__Data shown__:
● ● ● ●

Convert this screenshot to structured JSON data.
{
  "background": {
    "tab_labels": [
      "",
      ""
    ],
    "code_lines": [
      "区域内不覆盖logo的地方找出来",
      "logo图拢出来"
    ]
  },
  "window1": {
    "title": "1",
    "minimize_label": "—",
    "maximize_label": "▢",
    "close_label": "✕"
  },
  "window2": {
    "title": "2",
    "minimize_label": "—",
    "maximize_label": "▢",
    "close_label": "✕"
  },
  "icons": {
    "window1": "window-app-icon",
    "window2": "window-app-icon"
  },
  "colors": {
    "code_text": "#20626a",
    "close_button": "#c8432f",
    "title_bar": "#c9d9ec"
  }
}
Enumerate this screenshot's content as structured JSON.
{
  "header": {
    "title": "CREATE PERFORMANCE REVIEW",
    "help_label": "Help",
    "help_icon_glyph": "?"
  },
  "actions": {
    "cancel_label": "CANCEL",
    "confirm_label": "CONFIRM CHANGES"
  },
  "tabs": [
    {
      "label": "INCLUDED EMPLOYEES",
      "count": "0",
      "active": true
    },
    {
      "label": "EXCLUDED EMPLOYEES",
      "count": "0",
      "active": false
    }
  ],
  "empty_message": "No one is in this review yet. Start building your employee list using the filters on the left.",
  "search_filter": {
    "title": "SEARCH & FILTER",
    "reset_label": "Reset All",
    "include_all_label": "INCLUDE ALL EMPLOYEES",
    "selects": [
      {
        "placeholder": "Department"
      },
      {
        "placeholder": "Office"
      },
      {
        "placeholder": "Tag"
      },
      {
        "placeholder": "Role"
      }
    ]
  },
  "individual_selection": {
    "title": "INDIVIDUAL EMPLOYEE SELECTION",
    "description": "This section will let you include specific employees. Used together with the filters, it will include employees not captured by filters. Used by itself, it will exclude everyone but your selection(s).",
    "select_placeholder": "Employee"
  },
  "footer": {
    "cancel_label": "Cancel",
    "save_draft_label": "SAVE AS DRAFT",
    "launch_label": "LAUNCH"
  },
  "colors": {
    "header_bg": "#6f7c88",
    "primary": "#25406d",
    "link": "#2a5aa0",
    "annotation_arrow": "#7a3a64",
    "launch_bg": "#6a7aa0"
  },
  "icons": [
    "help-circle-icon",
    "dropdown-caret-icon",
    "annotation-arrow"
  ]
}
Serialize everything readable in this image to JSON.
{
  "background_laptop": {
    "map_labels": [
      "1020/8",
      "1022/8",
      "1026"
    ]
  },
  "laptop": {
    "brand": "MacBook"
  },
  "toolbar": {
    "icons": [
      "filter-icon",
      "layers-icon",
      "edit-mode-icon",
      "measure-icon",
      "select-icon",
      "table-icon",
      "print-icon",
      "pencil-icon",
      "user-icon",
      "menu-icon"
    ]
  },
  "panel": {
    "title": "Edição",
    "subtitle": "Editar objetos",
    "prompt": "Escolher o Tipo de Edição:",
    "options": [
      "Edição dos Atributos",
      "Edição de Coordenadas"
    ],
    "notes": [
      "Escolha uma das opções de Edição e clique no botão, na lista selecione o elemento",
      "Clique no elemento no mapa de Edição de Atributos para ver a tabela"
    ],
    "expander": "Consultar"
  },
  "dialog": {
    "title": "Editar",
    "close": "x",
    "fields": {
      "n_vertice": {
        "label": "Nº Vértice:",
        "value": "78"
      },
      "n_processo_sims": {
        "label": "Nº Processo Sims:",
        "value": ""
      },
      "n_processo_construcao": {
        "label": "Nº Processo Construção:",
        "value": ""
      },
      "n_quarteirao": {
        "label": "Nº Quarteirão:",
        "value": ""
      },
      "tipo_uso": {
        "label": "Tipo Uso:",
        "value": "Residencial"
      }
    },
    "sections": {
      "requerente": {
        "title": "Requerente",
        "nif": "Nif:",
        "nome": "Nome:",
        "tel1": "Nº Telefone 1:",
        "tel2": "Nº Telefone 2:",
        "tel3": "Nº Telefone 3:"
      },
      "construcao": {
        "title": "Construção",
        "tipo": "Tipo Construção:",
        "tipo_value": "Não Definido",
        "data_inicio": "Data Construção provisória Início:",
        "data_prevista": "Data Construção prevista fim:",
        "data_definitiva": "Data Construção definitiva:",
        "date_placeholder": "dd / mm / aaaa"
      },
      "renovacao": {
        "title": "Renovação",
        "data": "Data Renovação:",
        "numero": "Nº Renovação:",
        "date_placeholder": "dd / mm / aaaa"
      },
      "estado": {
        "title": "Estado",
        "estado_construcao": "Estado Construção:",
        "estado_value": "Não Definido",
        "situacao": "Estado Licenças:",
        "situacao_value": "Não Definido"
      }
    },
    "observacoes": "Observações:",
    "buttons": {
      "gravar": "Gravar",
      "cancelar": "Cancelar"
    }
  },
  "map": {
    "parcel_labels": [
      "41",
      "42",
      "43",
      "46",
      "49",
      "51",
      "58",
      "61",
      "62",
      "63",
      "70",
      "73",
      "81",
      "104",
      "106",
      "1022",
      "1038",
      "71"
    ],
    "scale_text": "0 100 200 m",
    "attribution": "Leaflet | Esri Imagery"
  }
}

● ● ● ●

__Task to carry out__: Go through the data and return every record exactly.

__Reply__:
Convert this screenshot to structured JSON data.
{
  "background": {
    "tab_labels": [
      "",
      ""
    ],
    "code_lines": [
      "区域内不覆盖logo的地方找出来",
      "logo图拢出来"
    ]
  },
  "window1": {
    "title": "1",
    "minimize_label": "—",
    "maximize_label": "▢",
    "close_label": "✕"
  },
  "window2": {
    "title": "2",
    "minimize_label": "—",
    "maximize_label": "▢",
    "close_label": "✕"
  },
  "icons": {
    "window1": "window-app-icon",
    "window2": "window-app-icon"
  },
  "colors": {
    "code_text": "#20626a",
    "close_button": "#c8432f",
    "title_bar": "#c9d9ec"
  }
}
Enumerate this screenshot's content as structured JSON.
{
  "header": {
    "title": "CREATE PERFORMANCE REVIEW",
    "help_label": "Help",
    "help_icon_glyph": "?"
  },
  "actions": {
    "cancel_label": "CANCEL",
    "confirm_label": "CONFIRM CHANGES"
  },
  "tabs": [
    {
      "label": "INCLUDED EMPLOYEES",
      "count": "0",
      "active": true
    },
    {
      "label": "EXCLUDED EMPLOYEES",
      "count": "0",
      "active": false
    }
  ],
  "empty_message": "No one is in this review yet. Start building your employee list using the filters on the left.",
  "search_filter": {
    "title": "SEARCH & FILTER",
    "reset_label": "Reset All",
    "include_all_label": "INCLUDE ALL EMPLOYEES",
    "selects": [
      {
        "placeholder": "Department"
      },
      {
        "placeholder": "Office"
      },
      {
        "placeholder": "Tag"
      },
      {
        "placeholder": "Role"
      }
    ]
  },
  "individual_selection": {
    "title": "INDIVIDUAL EMPLOYEE SELECTION",
    "description": "This section will let you include specific employees. Used together with the filters, it will include employees not captured by filters. Used by itself, it will exclude everyone but your selection(s).",
    "select_placeholder": "Employee"
  },
  "footer": {
    "cancel_label": "Cancel",
    "save_draft_label": "SAVE AS DRAFT",
    "launch_label": "LAUNCH"
  },
  "colors": {
    "header_bg": "#6f7c88",
    "primary": "#25406d",
    "link": "#2a5aa0",
    "annotation_arrow": "#7a3a64",
    "launch_bg": "#6a7aa0"
  },
  "icons": [
    "help-circle-icon",
    "dropdown-caret-icon",
    "annotation-arrow"
  ]
}
Serialize everything readable in this image to JSON.
{
  "background_laptop": {
    "map_labels": [
      "1020/8",
      "1022/8",
      "1026"
    ]
  },
  "laptop": {
    "brand": "MacBook"
  },
  "toolbar": {
    "icons": [
      "filter-icon",
      "layers-icon",
      "edit-mode-icon",
      "measure-icon",
      "select-icon",
      "table-icon",
      "print-icon",
      "pencil-icon",
      "user-icon",
      "menu-icon"
    ]
  },
  "panel": {
    "title": "Edição",
    "subtitle": "Editar objetos",
    "prompt": "Escolher o Tipo de Edição:",
    "options": [
      "Edição dos Atributos",
      "Edição de Coordenadas"
    ],
    "notes": [
      "Escolha uma das opções de Edição e clique no botão, na lista selecione o elemento",
      "Clique no elemento no mapa de Edição de Atributos para ver a tabela"
    ],
    "expander": "Consultar"
  },
  "dialog": {
    "title": "Editar",
    "close": "x",
    "fields": {
      "n_vertice": {
        "label": "Nº Vértice:",
        "value": "78"
      },
      "n_processo_sims": {
        "label": "Nº Processo Sims:",
        "value": ""
      },
      "n_processo_construcao": {
        "label": "Nº Processo Construção:",
        "value": ""
      },
      "n_quarteirao": {
        "label": "Nº Quarteirão:",
        "value": ""
      },
      "tipo_uso": {
        "label": "Tipo Uso:",
        "value": "Residencial"
      }
    },
    "sections": {
      "requerente": {
        "title": "Requerente",
        "nif": "Nif:",
        "nome": "Nome:",
        "tel1": "Nº Telefone 1:",
        "tel2": "Nº Telefone 2:",
        "tel3": "Nº Telefone 3:"
      },
      "construcao": {
        "title": "Construção",
        "tipo": "Tipo Construção:",
        "tipo_value": "Não Definido",
        "data_inicio": "Data Construção provisória Início:",
        "data_prevista": "Data Construção prevista fim:",
        "data_definitiva": "Data Construção definitiva:",
        "date_placeholder": "dd / mm / aaaa"
      },
      "renovacao": {
        "title": "Renovação",
        "data": "Data Renovação:",
        "numero": "Nº Renovação:",
        "date_placeholder": "dd / mm / aaaa"
      },
      "estado": {
        "title": "Estado",
        "estado_construcao": "Estado Construção:",
        "estado_value": "Não Definido",
        "situacao": "Estado Licenças:",
        "situacao_value": "Não Definido"
      }
    },
    "observacoes": "Observações:",
    "buttons": {
      "gravar": "Gravar",
      "cancelar": "Cancelar"
    }
  },
  "map": {
    "parcel_labels": [
      "41",
      "42",
      "43",
      "46",
      "49",
      "51",
      "58",
      "61",
      "62",
      "63",
      "70",
      "73",
      "81",
      "104",
      "106",
      "1022",
      "1038",
      "71"
    ],
    "scale_text": "0 100 200 m",
    "attribution": "Leaflet | Esri Imagery"
  }
}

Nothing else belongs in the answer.